Retype the records below word for word and omit any image.

====== Stored rows ======

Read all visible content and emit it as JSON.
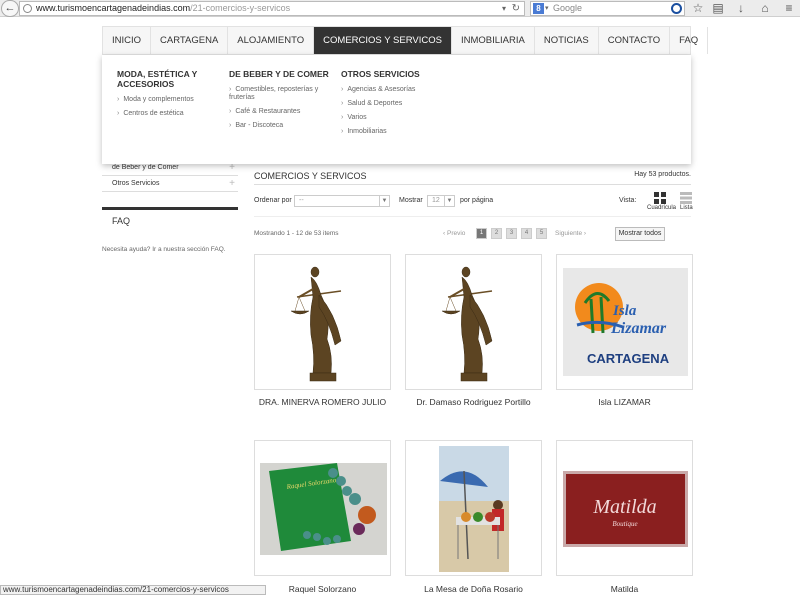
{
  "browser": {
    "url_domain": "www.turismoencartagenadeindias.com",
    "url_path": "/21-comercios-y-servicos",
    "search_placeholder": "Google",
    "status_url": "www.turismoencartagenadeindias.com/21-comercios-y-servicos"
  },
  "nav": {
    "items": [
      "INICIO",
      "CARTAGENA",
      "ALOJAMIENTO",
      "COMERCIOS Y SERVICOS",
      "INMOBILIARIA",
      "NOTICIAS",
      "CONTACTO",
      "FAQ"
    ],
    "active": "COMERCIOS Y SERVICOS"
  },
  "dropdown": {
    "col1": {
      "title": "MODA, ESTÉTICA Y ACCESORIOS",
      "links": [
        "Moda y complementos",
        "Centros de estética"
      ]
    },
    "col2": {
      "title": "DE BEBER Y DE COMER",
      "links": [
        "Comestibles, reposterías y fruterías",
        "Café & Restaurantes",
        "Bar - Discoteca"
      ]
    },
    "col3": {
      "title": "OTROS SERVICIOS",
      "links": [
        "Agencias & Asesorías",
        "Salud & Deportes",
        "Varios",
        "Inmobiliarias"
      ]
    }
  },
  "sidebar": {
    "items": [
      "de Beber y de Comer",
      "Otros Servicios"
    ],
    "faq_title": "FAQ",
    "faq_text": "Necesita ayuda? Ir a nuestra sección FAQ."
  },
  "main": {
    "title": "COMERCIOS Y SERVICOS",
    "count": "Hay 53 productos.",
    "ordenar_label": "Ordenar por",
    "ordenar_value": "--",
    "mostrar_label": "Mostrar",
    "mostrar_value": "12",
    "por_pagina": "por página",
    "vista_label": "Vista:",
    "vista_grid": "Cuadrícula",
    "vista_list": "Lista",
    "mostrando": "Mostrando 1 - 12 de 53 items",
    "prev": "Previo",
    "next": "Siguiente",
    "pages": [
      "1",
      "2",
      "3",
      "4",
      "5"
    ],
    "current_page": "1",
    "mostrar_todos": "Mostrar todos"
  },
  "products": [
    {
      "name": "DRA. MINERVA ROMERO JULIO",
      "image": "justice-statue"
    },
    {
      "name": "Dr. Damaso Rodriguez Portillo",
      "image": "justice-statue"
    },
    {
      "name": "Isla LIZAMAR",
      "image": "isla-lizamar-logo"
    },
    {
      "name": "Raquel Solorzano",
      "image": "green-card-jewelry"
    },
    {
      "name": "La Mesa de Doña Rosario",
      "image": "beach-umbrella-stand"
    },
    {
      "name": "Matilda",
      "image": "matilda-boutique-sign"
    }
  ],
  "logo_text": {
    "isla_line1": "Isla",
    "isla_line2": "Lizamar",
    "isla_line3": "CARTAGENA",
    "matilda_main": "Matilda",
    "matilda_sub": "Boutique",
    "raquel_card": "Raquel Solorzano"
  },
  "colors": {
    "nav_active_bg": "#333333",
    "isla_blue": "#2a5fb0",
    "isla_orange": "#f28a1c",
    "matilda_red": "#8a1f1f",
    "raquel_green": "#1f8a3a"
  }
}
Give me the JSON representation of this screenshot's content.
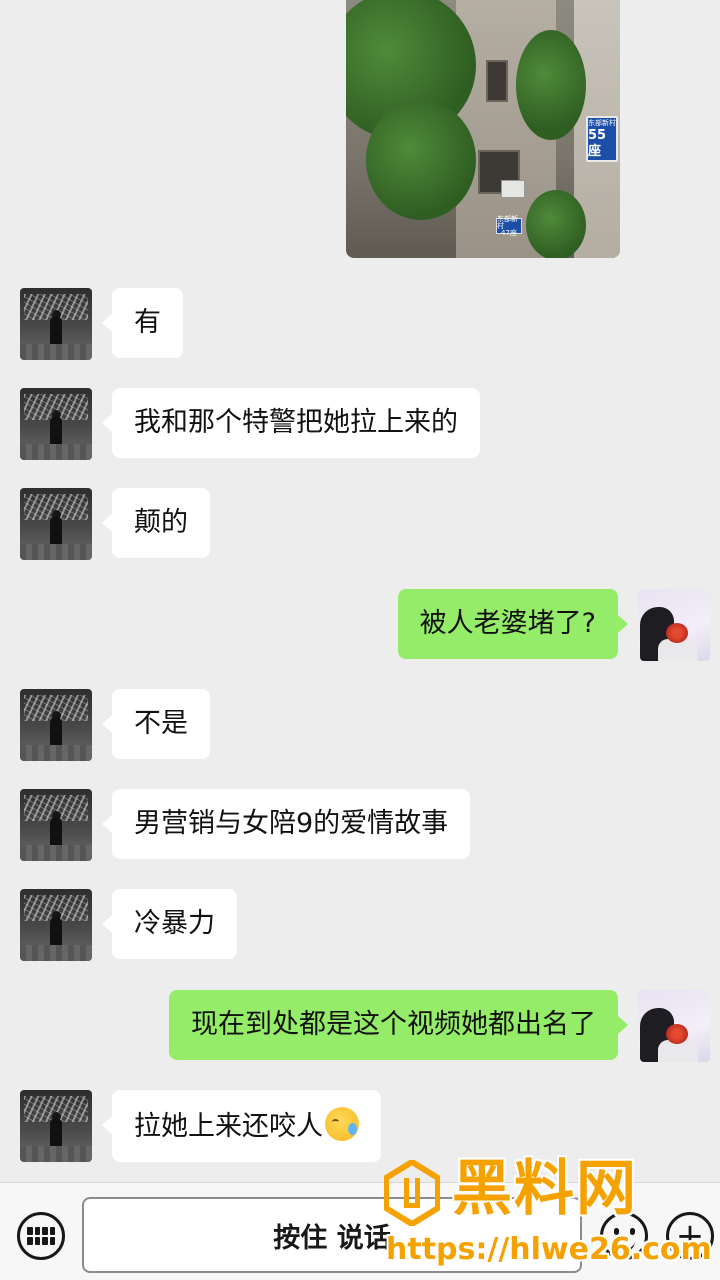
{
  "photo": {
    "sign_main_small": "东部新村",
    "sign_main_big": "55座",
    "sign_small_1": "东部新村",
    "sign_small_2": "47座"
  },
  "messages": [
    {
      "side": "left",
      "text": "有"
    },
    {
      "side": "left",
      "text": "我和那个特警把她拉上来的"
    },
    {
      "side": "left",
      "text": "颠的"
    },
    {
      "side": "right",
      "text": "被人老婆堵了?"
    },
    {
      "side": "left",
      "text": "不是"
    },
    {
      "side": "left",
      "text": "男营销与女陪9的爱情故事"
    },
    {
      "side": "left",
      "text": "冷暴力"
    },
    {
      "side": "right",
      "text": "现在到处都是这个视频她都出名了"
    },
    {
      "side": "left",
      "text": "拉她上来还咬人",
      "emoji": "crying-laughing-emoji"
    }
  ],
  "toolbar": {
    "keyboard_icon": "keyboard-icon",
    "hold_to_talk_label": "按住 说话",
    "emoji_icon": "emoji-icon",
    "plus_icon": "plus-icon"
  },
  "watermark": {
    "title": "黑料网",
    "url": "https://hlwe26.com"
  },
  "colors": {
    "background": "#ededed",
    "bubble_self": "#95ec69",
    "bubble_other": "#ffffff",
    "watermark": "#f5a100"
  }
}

======

**The answer:**
Read all visible content and emit it as JSON.
{
  "browser": {
    "url_domain": "www.turismoencartagenadeindias.com",
    "url_path": "/21-comercios-y-servicos",
    "search_placeholder": "Google",
    "status_url": "www.turismoencartagenadeindias.com/21-comercios-y-servicos"
  },
  "nav": {
    "items": [
      "INICIO",
      "CARTAGENA",
      "ALOJAMIENTO",
      "COMERCIOS Y SERVICOS",
      "INMOBILIARIA",
      "NOTICIAS",
      "CONTACTO",
      "FAQ"
    ],
    "active": "COMERCIOS Y SERVICOS"
  },
  "dropdown": {
    "col1": {
      "title": "MODA, ESTÉTICA Y ACCESORIOS",
      "links": [
        "Moda y complementos",
        "Centros de estética"
      ]
    },
    "col2": {
      "title": "DE BEBER Y DE COMER",
      "links": [
        "Comestibles, reposterías y fruterías",
        "Café & Restaurantes",
        "Bar - Discoteca"
      ]
    },
    "col3": {
      "title": "OTROS SERVICIOS",
      "links": [
        "Agencias & Asesorías",
        "Salud & Deportes",
        "Varios",
        "Inmobiliarias"
      ]
    }
  },
  "sidebar": {
    "items": [
      "de Beber y de Comer",
      "Otros Servicios"
    ],
    "faq_title": "FAQ",
    "faq_text": "Necesita ayuda? Ir a nuestra sección FAQ."
  },
  "main": {
    "title": "COMERCIOS Y SERVICOS",
    "count": "Hay 53 productos.",
    "ordenar_label": "Ordenar por",
    "ordenar_value": "--",
    "mostrar_label": "Mostrar",
    "mostrar_value": "12",
    "por_pagina": "por página",
    "vista_label": "Vista:",
    "vista_grid": "Cuadrícula",
    "vista_list": "Lista",
    "mostrando": "Mostrando 1 - 12 de 53 items",
    "prev": "Previo",
    "next": "Siguiente",
    "pages": [
      "1",
      "2",
      "3",
      "4",
      "5"
    ],
    "current_page": "1",
    "mostrar_todos": "Mostrar todos"
  },
  "products": [
    {
      "name": "DRA. MINERVA ROMERO JULIO",
      "image": "justice-statue"
    },
    {
      "name": "Dr. Damaso Rodriguez Portillo",
      "image": "justice-statue"
    },
    {
      "name": "Isla LIZAMAR",
      "image": "isla-lizamar-logo"
    },
    {
      "name": "Raquel Solorzano",
      "image": "green-card-jewelry"
    },
    {
      "name": "La Mesa de Doña Rosario",
      "image": "beach-umbrella-stand"
    },
    {
      "name": "Matilda",
      "image": "matilda-boutique-sign"
    }
  ],
  "logo_text": {
    "isla_line1": "Isla",
    "isla_line2": "Lizamar",
    "isla_line3": "CARTAGENA",
    "matilda_main": "Matilda",
    "matilda_sub": "Boutique",
    "raquel_card": "Raquel Solorzano"
  },
  "colors": {
    "nav_active_bg": "#333333",
    "isla_blue": "#2a5fb0",
    "isla_orange": "#f28a1c",
    "matilda_red": "#8a1f1f",
    "raquel_green": "#1f8a3a"
  }
}
Give me the JSON representation of this screenshot's content.
{
  "photo": {
    "sign_main_small": "东部新村",
    "sign_main_big": "55座",
    "sign_small_1": "东部新村",
    "sign_small_2": "47座"
  },
  "messages": [
    {
      "side": "left",
      "text": "有"
    },
    {
      "side": "left",
      "text": "我和那个特警把她拉上来的"
    },
    {
      "side": "left",
      "text": "颠的"
    },
    {
      "side": "right",
      "text": "被人老婆堵了?"
    },
    {
      "side": "left",
      "text": "不是"
    },
    {
      "side": "left",
      "text": "男营销与女陪9的爱情故事"
    },
    {
      "side": "left",
      "text": "冷暴力"
    },
    {
      "side": "right",
      "text": "现在到处都是这个视频她都出名了"
    },
    {
      "side": "left",
      "text": "拉她上来还咬人",
      "emoji": "crying-laughing-emoji"
    }
  ],
  "toolbar": {
    "keyboard_icon": "keyboard-icon",
    "hold_to_talk_label": "按住 说话",
    "emoji_icon": "emoji-icon",
    "plus_icon": "plus-icon"
  },
  "watermark": {
    "title": "黑料网",
    "url": "https://hlwe26.com"
  },
  "colors": {
    "background": "#ededed",
    "bubble_self": "#95ec69",
    "bubble_other": "#ffffff",
    "watermark": "#f5a100"
  }
}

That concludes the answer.